STATED PROBLEM: List, from the lines below, each one with "JSON" in it.

INFORMATION SHOWN:
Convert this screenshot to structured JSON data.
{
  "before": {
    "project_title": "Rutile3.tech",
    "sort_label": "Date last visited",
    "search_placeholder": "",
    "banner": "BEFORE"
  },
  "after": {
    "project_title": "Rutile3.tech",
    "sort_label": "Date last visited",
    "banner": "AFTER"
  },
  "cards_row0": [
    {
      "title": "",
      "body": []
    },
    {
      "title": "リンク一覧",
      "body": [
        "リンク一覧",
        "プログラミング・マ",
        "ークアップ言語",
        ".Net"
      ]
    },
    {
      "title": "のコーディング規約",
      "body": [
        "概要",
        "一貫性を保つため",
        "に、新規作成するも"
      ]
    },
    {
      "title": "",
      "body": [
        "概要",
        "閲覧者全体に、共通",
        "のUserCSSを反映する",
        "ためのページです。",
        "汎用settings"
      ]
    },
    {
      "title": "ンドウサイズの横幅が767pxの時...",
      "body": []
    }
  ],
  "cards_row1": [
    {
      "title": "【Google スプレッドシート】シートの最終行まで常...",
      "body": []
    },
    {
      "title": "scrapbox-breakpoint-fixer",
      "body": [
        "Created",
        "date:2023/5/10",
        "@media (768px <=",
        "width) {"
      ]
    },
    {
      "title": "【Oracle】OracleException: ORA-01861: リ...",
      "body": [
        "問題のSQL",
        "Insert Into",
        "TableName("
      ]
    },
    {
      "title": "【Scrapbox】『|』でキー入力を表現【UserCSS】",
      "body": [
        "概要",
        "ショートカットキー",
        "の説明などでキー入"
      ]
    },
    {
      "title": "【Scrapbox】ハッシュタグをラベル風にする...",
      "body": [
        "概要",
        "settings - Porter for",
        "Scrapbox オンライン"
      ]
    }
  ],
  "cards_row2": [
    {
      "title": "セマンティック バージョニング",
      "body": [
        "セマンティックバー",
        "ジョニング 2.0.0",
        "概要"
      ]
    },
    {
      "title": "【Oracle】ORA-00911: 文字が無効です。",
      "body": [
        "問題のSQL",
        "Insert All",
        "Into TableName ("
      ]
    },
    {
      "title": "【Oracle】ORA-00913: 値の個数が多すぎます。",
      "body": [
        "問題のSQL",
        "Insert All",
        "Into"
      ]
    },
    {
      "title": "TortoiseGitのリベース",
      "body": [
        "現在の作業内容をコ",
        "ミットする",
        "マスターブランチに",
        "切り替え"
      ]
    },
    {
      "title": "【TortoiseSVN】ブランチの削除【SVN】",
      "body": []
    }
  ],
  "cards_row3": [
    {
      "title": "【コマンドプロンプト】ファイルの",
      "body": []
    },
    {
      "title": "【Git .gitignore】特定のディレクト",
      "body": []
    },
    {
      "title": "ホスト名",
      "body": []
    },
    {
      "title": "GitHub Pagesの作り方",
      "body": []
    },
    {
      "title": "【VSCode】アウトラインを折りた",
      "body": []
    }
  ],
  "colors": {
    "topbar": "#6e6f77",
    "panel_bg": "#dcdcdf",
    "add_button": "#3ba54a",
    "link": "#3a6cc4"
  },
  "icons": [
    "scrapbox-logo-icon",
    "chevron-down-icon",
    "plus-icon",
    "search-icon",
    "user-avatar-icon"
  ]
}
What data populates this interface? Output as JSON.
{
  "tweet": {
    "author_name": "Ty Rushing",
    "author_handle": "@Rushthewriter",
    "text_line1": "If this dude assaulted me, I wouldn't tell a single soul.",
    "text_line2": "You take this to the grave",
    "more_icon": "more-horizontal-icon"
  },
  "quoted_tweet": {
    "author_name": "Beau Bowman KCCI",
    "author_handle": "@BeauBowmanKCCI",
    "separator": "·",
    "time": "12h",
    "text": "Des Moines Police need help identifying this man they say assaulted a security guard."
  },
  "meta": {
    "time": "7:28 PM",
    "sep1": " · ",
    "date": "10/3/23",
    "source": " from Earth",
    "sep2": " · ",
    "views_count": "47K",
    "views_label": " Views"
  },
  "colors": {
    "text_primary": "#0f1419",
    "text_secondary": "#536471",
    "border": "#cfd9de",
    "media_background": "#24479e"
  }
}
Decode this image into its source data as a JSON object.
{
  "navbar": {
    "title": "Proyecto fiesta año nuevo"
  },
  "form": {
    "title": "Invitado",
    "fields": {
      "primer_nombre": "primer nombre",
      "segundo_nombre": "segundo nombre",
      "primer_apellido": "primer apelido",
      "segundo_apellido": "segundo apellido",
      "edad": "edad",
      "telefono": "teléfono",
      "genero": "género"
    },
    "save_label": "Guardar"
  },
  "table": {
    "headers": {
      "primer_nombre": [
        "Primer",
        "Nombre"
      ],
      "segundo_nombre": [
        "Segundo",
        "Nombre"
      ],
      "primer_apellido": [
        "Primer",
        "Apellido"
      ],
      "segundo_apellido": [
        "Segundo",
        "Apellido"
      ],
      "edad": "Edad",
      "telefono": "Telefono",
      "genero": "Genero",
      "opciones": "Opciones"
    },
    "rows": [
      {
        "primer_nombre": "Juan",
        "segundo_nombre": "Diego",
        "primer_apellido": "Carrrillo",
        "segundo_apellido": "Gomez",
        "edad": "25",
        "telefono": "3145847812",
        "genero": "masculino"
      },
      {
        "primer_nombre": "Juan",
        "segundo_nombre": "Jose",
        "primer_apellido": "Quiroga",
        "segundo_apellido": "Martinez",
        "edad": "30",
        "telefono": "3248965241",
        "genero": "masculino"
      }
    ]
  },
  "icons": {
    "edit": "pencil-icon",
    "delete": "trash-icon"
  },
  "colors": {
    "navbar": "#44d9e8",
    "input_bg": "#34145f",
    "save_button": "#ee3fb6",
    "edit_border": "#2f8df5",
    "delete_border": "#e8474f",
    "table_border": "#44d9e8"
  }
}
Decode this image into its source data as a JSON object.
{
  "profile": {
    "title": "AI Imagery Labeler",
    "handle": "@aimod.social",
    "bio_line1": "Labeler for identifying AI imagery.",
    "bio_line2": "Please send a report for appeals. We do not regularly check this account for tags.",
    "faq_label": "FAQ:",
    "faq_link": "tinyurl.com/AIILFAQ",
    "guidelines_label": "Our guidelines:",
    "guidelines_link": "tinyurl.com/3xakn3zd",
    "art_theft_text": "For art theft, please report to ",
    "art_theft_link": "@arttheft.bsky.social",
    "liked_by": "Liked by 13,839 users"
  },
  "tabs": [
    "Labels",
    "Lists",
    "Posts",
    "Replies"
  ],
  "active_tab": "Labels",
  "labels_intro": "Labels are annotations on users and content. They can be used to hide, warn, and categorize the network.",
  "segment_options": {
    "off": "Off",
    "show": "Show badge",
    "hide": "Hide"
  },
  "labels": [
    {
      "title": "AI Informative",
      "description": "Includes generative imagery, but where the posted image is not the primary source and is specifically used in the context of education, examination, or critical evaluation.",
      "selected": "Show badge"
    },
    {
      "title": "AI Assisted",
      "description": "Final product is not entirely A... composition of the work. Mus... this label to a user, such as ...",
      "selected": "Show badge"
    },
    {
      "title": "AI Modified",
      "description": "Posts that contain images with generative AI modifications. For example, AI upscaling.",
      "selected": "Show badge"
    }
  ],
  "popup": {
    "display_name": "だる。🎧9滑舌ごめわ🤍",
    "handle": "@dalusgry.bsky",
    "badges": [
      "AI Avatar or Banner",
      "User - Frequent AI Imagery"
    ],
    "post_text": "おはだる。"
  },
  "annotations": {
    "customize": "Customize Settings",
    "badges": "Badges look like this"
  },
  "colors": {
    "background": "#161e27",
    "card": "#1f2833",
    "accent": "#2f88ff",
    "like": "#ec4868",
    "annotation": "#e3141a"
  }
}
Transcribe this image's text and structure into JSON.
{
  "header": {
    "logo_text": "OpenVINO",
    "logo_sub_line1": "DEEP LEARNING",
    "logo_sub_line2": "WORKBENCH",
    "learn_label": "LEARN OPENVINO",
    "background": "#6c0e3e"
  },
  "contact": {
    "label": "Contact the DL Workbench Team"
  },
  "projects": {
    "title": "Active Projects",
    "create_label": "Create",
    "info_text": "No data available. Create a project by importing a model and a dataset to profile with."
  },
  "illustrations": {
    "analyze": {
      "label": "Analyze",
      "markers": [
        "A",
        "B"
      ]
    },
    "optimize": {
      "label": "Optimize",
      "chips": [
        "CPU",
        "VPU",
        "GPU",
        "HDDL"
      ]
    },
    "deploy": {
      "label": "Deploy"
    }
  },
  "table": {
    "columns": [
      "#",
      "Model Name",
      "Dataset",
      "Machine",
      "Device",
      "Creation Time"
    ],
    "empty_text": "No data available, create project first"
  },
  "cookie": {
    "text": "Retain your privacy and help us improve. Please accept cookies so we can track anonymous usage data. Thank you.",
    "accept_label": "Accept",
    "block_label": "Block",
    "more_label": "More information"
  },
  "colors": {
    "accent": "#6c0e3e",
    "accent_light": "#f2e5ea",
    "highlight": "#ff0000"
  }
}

SOLUTION BELOW:
Convert this screenshot to structured JSON data.
What data populates this interface? Output as JSON.
Decode this image into its source data as a JSON object.
Decode this image into its source data as a JSON object.
Transcribe this image's text and structure into JSON.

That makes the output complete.